EXERCISE
Scan the entries below. List each line with "paragraphs".

Raw records:
════════════════════

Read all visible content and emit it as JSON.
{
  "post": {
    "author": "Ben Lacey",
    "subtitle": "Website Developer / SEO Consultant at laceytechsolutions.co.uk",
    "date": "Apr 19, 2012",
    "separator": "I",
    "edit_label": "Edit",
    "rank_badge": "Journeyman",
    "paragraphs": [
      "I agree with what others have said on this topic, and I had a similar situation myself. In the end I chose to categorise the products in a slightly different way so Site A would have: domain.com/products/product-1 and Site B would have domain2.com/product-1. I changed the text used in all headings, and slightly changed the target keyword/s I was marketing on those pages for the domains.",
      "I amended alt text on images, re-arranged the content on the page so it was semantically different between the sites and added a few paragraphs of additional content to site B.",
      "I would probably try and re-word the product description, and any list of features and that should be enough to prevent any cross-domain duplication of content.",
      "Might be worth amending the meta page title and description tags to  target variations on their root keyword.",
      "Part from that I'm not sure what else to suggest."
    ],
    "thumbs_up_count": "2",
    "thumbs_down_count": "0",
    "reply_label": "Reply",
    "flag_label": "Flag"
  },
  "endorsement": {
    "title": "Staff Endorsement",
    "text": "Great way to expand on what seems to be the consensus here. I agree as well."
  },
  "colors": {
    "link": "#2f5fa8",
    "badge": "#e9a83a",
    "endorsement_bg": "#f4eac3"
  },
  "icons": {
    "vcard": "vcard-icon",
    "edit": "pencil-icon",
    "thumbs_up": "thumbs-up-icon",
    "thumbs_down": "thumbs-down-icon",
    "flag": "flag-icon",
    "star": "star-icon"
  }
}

════════════════════

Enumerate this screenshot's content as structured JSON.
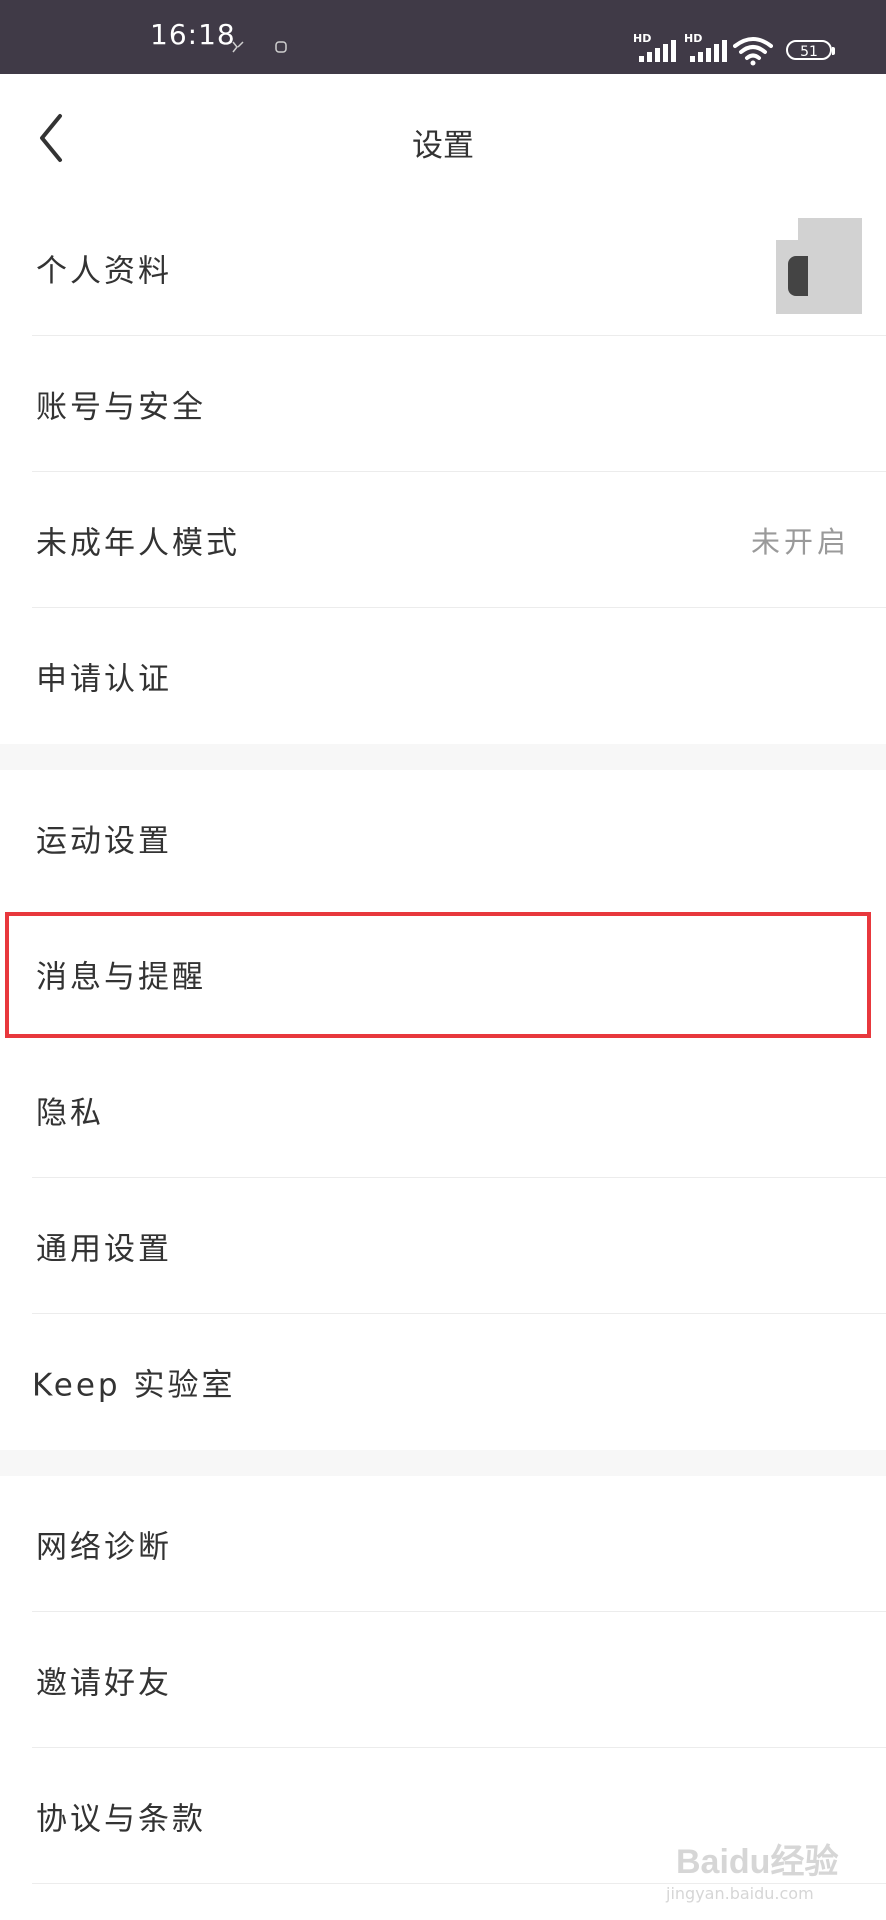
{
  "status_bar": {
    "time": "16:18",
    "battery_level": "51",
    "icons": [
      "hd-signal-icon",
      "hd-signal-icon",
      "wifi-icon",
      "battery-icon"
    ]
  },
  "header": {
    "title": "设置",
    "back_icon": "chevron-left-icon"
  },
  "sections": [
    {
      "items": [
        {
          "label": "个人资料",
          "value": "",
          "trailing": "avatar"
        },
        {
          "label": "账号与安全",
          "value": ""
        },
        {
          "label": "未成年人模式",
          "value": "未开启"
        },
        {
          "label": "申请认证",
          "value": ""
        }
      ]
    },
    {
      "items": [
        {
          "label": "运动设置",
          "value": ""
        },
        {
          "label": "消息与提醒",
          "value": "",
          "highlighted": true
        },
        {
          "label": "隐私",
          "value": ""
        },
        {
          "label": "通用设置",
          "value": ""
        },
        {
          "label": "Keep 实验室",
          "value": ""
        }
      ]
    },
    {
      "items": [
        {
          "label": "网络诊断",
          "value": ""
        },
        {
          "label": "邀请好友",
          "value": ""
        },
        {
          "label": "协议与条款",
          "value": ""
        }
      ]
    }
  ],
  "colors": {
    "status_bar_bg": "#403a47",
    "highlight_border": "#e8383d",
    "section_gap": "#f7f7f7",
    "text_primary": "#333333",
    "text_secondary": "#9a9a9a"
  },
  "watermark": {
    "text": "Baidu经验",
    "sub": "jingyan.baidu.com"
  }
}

════════════════════

TASK ANSWER
    "paragraphs": [
      "I amended alt text on images, re-arranged the content on the page so it was semantically different between the sites and added a few paragraphs of additional content to site B.",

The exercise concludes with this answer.